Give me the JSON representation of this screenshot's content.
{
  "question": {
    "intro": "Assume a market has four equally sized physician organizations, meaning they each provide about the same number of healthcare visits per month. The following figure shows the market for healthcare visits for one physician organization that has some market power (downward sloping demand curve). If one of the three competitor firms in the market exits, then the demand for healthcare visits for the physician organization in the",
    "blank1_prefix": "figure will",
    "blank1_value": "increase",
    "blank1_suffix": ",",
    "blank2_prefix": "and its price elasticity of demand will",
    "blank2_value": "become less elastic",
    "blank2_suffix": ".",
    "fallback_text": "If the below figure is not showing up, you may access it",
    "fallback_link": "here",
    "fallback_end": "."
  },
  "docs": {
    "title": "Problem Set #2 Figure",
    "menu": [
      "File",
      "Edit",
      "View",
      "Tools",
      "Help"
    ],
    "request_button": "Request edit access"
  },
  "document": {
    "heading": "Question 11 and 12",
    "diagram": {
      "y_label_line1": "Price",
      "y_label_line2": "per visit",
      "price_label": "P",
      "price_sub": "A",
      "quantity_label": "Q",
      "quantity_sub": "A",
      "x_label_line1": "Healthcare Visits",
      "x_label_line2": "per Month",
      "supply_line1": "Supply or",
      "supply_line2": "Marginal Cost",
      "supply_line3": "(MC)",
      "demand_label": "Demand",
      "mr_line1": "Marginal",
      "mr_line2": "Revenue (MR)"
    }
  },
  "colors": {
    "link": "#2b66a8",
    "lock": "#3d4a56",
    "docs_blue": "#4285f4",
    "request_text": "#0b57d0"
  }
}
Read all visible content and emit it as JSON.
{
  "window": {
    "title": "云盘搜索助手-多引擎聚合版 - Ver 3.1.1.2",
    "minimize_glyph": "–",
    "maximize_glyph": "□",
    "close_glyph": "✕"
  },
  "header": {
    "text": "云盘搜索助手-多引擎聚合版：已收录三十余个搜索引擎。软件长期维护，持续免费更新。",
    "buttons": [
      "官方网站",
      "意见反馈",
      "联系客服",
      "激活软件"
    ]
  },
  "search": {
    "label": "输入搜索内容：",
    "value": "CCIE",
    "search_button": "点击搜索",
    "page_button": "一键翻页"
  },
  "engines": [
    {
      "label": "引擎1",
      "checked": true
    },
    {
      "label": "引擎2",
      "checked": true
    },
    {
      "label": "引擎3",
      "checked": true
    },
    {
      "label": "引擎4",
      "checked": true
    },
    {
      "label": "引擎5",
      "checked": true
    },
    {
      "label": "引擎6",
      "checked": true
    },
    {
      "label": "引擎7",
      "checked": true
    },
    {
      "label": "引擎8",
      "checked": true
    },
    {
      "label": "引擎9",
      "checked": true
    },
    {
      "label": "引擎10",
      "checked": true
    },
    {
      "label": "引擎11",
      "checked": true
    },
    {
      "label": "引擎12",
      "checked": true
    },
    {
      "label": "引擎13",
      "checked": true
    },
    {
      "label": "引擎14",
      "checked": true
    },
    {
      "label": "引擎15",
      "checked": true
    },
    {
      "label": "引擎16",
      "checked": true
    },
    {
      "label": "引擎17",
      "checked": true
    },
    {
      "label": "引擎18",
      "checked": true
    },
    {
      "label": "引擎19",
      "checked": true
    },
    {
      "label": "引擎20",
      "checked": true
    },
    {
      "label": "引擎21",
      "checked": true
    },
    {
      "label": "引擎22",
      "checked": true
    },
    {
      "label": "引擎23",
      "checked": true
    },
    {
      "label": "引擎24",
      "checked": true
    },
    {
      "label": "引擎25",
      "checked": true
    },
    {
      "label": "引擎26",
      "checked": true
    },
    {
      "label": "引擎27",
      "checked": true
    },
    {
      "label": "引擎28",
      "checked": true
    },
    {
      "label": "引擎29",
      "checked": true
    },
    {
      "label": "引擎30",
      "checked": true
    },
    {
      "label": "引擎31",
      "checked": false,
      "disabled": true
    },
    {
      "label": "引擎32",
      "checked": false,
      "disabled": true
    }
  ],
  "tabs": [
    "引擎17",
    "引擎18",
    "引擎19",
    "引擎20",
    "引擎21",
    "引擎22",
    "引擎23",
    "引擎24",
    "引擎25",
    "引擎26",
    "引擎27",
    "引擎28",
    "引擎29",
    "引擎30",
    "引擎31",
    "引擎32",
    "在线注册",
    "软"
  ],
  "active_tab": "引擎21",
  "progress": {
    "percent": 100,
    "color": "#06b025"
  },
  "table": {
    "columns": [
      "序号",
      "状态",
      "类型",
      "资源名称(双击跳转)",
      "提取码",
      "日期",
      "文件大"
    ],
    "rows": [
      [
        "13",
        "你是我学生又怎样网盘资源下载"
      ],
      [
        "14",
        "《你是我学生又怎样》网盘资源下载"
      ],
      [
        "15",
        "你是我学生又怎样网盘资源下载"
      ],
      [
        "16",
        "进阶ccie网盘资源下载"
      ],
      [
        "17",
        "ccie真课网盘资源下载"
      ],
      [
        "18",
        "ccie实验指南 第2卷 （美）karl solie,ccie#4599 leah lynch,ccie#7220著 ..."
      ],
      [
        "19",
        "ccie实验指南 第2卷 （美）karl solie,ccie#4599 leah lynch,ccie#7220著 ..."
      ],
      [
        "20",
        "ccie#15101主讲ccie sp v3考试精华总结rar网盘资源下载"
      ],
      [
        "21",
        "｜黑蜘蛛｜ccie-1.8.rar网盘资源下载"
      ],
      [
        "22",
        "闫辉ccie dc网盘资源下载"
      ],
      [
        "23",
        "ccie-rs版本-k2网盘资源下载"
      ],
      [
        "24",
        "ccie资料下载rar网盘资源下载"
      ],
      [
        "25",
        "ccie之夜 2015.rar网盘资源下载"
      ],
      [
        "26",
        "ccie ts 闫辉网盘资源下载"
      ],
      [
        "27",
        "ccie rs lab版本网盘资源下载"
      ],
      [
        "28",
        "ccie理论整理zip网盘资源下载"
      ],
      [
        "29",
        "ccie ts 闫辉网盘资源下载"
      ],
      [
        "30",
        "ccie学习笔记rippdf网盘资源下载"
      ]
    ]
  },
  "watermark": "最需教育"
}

■ ■ ■

§ Instruction:
Produce an exact copy of all the records.

§ Answer for this exercise:
Give me the JSON representation of this screenshot's content.
{
  "question": {
    "intro": "Assume a market has four equally sized physician organizations, meaning they each provide about the same number of healthcare visits per month. The following figure shows the market for healthcare visits for one physician organization that has some market power (downward sloping demand curve). If one of the three competitor firms in the market exits, then the demand for healthcare visits for the physician organization in the",
    "blank1_prefix": "figure will",
    "blank1_value": "increase",
    "blank1_suffix": ",",
    "blank2_prefix": "and its price elasticity of demand will",
    "blank2_value": "become less elastic",
    "blank2_suffix": ".",
    "fallback_text": "If the below figure is not showing up, you may access it",
    "fallback_link": "here",
    "fallback_end": "."
  },
  "docs": {
    "title": "Problem Set #2 Figure",
    "menu": [
      "File",
      "Edit",
      "View",
      "Tools",
      "Help"
    ],
    "request_button": "Request edit access"
  },
  "document": {
    "heading": "Question 11 and 12",
    "diagram": {
      "y_label_line1": "Price",
      "y_label_line2": "per visit",
      "price_label": "P",
      "price_sub": "A",
      "quantity_label": "Q",
      "quantity_sub": "A",
      "x_label_line1": "Healthcare Visits",
      "x_label_line2": "per Month",
      "supply_line1": "Supply or",
      "supply_line2": "Marginal Cost",
      "supply_line3": "(MC)",
      "demand_label": "Demand",
      "mr_line1": "Marginal",
      "mr_line2": "Revenue (MR)"
    }
  },
  "colors": {
    "link": "#2b66a8",
    "lock": "#3d4a56",
    "docs_blue": "#4285f4",
    "request_text": "#0b57d0"
  }
}
Read all visible content and emit it as JSON.
{
  "window": {
    "title": "云盘搜索助手-多引擎聚合版 - Ver 3.1.1.2",
    "minimize_glyph": "–",
    "maximize_glyph": "□",
    "close_glyph": "✕"
  },
  "header": {
    "text": "云盘搜索助手-多引擎聚合版：已收录三十余个搜索引擎。软件长期维护，持续免费更新。",
    "buttons": [
      "官方网站",
      "意见反馈",
      "联系客服",
      "激活软件"
    ]
  },
  "search": {
    "label": "输入搜索内容：",
    "value": "CCIE",
    "search_button": "点击搜索",
    "page_button": "一键翻页"
  },
  "engines": [
    {
      "label": "引擎1",
      "checked": true
    },
    {
      "label": "引擎2",
      "checked": true
    },
    {
      "label": "引擎3",
      "checked": true
    },
    {
      "label": "引擎4",
      "checked": true
    },
    {
      "label": "引擎5",
      "checked": true
    },
    {
      "label": "引擎6",
      "checked": true
    },
    {
      "label": "引擎7",
      "checked": true
    },
    {
      "label": "引擎8",
      "checked": true
    },
    {
      "label": "引擎9",
      "checked": true
    },
    {
      "label": "引擎10",
      "checked": true
    },
    {
      "label": "引擎11",
      "checked": true
    },
    {
      "label": "引擎12",
      "checked": true
    },
    {
      "label": "引擎13",
      "checked": true
    },
    {
      "label": "引擎14",
      "checked": true
    },
    {
      "label": "引擎15",
      "checked": true
    },
    {
      "label": "引擎16",
      "checked": true
    },
    {
      "label": "引擎17",
      "checked": true
    },
    {
      "label": "引擎18",
      "checked": true
    },
    {
      "label": "引擎19",
      "checked": true
    },
    {
      "label": "引擎20",
      "checked": true
    },
    {
      "label": "引擎21",
      "checked": true
    },
    {
      "label": "引擎22",
      "checked": true
    },
    {
      "label": "引擎23",
      "checked": true
    },
    {
      "label": "引擎24",
      "checked": true
    },
    {
      "label": "引擎25",
      "checked": true
    },
    {
      "label": "引擎26",
      "checked": true
    },
    {
      "label": "引擎27",
      "checked": true
    },
    {
      "label": "引擎28",
      "checked": true
    },
    {
      "label": "引擎29",
      "checked": true
    },
    {
      "label": "引擎30",
      "checked": true
    },
    {
      "label": "引擎31",
      "checked": false,
      "disabled": true
    },
    {
      "label": "引擎32",
      "checked": false,
      "disabled": true
    }
  ],
  "tabs": [
    "引擎17",
    "引擎18",
    "引擎19",
    "引擎20",
    "引擎21",
    "引擎22",
    "引擎23",
    "引擎24",
    "引擎25",
    "引擎26",
    "引擎27",
    "引擎28",
    "引擎29",
    "引擎30",
    "引擎31",
    "引擎32",
    "在线注册",
    "软"
  ],
  "active_tab": "引擎21",
  "progress": {
    "percent": 100,
    "color": "#06b025"
  },
  "table": {
    "columns": [
      "序号",
      "状态",
      "类型",
      "资源名称(双击跳转)",
      "提取码",
      "日期",
      "文件大"
    ],
    "rows": [
      [
        "13",
        "你是我学生又怎样网盘资源下载"
      ],
      [
        "14",
        "《你是我学生又怎样》网盘资源下载"
      ],
      [
        "15",
        "你是我学生又怎样网盘资源下载"
      ],
      [
        "16",
        "进阶ccie网盘资源下载"
      ],
      [
        "17",
        "ccie真课网盘资源下载"
      ],
      [
        "18",
        "ccie实验指南 第2卷 （美）karl solie,ccie#4599 leah lynch,ccie#7220著 ..."
      ],
      [
        "19",
        "ccie实验指南 第2卷 （美）karl solie,ccie#4599 leah lynch,ccie#7220著 ..."
      ],
      [
        "20",
        "ccie#15101主讲ccie sp v3考试精华总结rar网盘资源下载"
      ],
      [
        "21",
        "｜黑蜘蛛｜ccie-1.8.rar网盘资源下载"
      ],
      [
        "22",
        "闫辉ccie dc网盘资源下载"
      ],
      [
        "23",
        "ccie-rs版本-k2网盘资源下载"
      ],
      [
        "24",
        "ccie资料下载rar网盘资源下载"
      ],
      [
        "25",
        "ccie之夜 2015.rar网盘资源下载"
      ],
      [
        "26",
        "ccie ts 闫辉网盘资源下载"
      ],
      [
        "27",
        "ccie rs lab版本网盘资源下载"
      ],
      [
        "28",
        "ccie理论整理zip网盘资源下载"
      ],
      [
        "29",
        "ccie ts 闫辉网盘资源下载"
      ],
      [
        "30",
        "ccie学习笔记rippdf网盘资源下载"
      ]
    ]
  },
  "watermark": "最需教育"
}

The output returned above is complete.